• [SET EXERCISE]
Below is a set of records; restate each one word for word.

[Saved data entries]
---+---
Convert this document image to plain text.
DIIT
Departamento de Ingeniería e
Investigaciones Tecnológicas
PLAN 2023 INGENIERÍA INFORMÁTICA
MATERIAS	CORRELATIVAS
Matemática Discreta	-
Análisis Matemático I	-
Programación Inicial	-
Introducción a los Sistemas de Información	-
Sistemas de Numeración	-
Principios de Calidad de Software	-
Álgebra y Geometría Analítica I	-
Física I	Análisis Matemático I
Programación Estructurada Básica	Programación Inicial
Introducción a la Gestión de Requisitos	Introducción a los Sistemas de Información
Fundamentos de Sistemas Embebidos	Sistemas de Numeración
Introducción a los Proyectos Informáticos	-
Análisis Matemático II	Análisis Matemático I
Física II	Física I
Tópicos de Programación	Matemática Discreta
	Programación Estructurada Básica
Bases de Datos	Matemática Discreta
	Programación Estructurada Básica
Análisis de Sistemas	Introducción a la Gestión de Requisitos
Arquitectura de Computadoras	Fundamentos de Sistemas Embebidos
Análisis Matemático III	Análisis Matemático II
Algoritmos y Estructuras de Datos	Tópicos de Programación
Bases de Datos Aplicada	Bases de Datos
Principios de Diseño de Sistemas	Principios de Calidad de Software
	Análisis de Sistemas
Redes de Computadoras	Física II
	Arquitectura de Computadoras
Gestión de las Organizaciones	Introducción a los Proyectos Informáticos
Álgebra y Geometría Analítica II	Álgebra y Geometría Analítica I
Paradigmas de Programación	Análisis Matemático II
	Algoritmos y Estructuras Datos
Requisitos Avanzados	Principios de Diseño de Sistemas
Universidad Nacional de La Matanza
---+---
• [REPLY]
Convert this document image to plain text.
DIIT
Departamento de Ingeniería e
Investigaciones Tecnológicas
PLAN 2023 INGENIERÍA INFORMÁTICA
MATERIAS	CORRELATIVAS
Matemática Discreta	-
Análisis Matemático I	-
Programación Inicial	-
Introducción a los Sistemas de Información	-
Sistemas de Numeración	-
Principios de Calidad de Software	-
Álgebra y Geometría Analítica I	-
Física I	Análisis Matemático I
Programación Estructurada Básica	Programación Inicial
Introducción a la Gestión de Requisitos	Introducción a los Sistemas de Información
Fundamentos de Sistemas Embebidos	Sistemas de Numeración
Introducción a los Proyectos Informáticos	-
Análisis Matemático II	Análisis Matemático I
Física II	Física I
Tópicos de Programación	Matemática Discreta
	Programación Estructurada Básica
Bases de Datos	Matemática Discreta
	Programación Estructurada Básica
Análisis de Sistemas	Introducción a la Gestión de Requisitos
Arquitectura de Computadoras	Fundamentos de Sistemas Embebidos
Análisis Matemático III	Análisis Matemático II
Algoritmos y Estructuras de Datos	Tópicos de Programación
Bases de Datos Aplicada	Bases de Datos
Principios de Diseño de Sistemas	Principios de Calidad de Software
	Análisis de Sistemas
Redes de Computadoras	Física II
	Arquitectura de Computadoras
Gestión de las Organizaciones	Introducción a los Proyectos Informáticos
Álgebra y Geometría Analítica II	Álgebra y Geometría Analítica I
Paradigmas de Programación	Análisis Matemático II
	Algoritmos y Estructuras Datos
Requisitos Avanzados	Principios de Diseño de Sistemas
Universidad Nacional de La Matanza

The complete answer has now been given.